▸ TASK GOAL
Reproduce all entries word for word.

▸ MATERIAL TO PROCESS

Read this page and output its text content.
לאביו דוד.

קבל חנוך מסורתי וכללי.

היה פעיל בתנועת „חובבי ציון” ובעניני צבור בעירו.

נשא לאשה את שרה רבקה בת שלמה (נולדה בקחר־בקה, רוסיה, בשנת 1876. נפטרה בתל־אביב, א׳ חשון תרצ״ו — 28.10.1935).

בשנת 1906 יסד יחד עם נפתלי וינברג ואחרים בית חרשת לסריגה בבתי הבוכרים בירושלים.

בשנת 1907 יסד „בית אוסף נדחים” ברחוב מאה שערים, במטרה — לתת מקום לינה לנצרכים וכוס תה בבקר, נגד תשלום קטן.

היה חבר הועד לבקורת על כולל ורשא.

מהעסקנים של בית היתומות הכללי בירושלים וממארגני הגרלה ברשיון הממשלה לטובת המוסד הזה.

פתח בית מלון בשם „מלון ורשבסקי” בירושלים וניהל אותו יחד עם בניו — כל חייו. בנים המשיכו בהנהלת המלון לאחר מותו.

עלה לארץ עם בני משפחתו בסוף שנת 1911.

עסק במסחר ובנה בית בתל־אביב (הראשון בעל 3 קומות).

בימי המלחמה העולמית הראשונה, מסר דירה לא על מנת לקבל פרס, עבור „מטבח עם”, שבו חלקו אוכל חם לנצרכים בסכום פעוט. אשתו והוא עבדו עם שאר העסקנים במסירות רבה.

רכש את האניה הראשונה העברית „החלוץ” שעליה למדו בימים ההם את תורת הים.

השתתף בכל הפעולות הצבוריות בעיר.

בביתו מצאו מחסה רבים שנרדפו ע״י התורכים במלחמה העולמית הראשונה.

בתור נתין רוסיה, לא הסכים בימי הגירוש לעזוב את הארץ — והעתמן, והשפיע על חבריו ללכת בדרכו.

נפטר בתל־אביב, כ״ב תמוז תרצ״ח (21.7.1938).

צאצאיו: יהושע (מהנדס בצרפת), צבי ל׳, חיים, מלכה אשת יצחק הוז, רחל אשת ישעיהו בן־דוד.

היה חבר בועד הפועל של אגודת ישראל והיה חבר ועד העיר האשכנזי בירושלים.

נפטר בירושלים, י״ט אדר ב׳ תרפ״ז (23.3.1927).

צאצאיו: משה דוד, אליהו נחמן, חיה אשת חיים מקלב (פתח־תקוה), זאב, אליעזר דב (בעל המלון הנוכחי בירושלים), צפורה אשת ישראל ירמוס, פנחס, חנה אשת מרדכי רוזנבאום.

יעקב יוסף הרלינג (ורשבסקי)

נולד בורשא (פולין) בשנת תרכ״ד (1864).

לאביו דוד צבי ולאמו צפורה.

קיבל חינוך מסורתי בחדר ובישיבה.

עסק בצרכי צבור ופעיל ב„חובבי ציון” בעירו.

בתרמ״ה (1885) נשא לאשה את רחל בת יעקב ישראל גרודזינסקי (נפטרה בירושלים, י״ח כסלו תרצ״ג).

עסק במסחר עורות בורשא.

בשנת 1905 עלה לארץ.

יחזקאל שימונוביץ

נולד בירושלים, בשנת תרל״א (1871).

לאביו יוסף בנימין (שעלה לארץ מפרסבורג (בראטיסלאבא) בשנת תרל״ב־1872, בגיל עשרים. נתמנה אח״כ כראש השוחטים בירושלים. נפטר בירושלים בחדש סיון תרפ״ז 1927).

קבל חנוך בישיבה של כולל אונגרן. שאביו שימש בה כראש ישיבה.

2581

▸ FINISHED ANSWER
Read this page and output its text content.
לאביו דוד.

קבל חנוך מסורתי וכללי.

היה פעיל בתנועת „חובבי ציון” ובעניני צבור בעירו.

נשא לאשה את שרה רבקה בת שלמה (נולדה בקחר־בקה, רוסיה, בשנת 1876. נפטרה בתל־אביב, א׳ חשון תרצ״ו — 28.10.1935).

בשנת 1906 יסד יחד עם נפתלי וינברג ואחרים בית חרשת לסריגה בבתי הבוכרים בירושלים.

בשנת 1907 יסד „בית אוסף נדחים” ברחוב מאה שערים, במטרה — לתת מקום לינה לנצרכים וכוס תה בבקר, נגד תשלום קטן.

היה חבר הועד לבקורת על כולל ורשא.

מהעסקנים של בית היתומות הכללי בירושלים וממארגני הגרלה ברשיון הממשלה לטובת המוסד הזה.

פתח בית מלון בשם „מלון ורשבסקי” בירושלים וניהל אותו יחד עם בניו — כל חייו. בנים המשיכו בהנהלת המלון לאחר מותו.

עלה לארץ עם בני משפחתו בסוף שנת 1911.

עסק במסחר ובנה בית בתל־אביב (הראשון בעל 3 קומות).

בימי המלחמה העולמית הראשונה, מסר דירה לא על מנת לקבל פרס, עבור „מטבח עם”, שבו חלקו אוכל חם לנצרכים בסכום פעוט. אשתו והוא עבדו עם שאר העסקנים במסירות רבה.

רכש את האניה הראשונה העברית „החלוץ” שעליה למדו בימים ההם את תורת הים.

השתתף בכל הפעולות הצבוריות בעיר.

בביתו מצאו מחסה רבים שנרדפו ע״י התורכים במלחמה העולמית הראשונה.

בתור נתין רוסיה, לא הסכים בימי הגירוש לעזוב את הארץ — והעתמן, והשפיע על חבריו ללכת בדרכו.

נפטר בתל־אביב, כ״ב תמוז תרצ״ח (21.7.1938).

צאצאיו: יהושע (מהנדס בצרפת), צבי ל׳, חיים, מלכה אשת יצחק הוז, רחל אשת ישעיהו בן־דוד.

היה חבר בועד הפועל של אגודת ישראל והיה חבר ועד העיר האשכנזי בירושלים.

נפטר בירושלים, י״ט אדר ב׳ תרפ״ז (23.3.1927).

צאצאיו: משה דוד, אליהו נחמן, חיה אשת חיים מקלב (פתח־תקוה), זאב, אליעזר דב (בעל המלון הנוכחי בירושלים), צפורה אשת ישראל ירמוס, פנחס, חנה אשת מרדכי רוזנבאום.

יעקב יוסף הרלינג (ורשבסקי)

נולד בורשא (פולין) בשנת תרכ״ד (1864).

לאביו דוד צבי ולאמו צפורה.

קיבל חינוך מסורתי בחדר ובישיבה.

עסק בצרכי צבור ופעיל ב„חובבי ציון” בעירו.

בתרמ״ה (1885) נשא לאשה את רחל בת יעקב ישראל גרודזינסקי (נפטרה בירושלים, י״ח כסלו תרצ״ג).

עסק במסחר עורות בורשא.

בשנת 1905 עלה לארץ.

יחזקאל שימונוביץ

נולד בירושלים, בשנת תרל״א (1871).

לאביו יוסף בנימין (שעלה לארץ מפרסבורג (בראטיסלאבא) בשנת תרל״ב־1872, בגיל עשרים. נתמנה אח״כ כראש השוחטים בירושלים. נפטר בירושלים בחדש סיון תרפ״ז 1927).

קבל חנוך בישיבה של כולל אונגרן. שאביו שימש בה כראש ישיבה.

2581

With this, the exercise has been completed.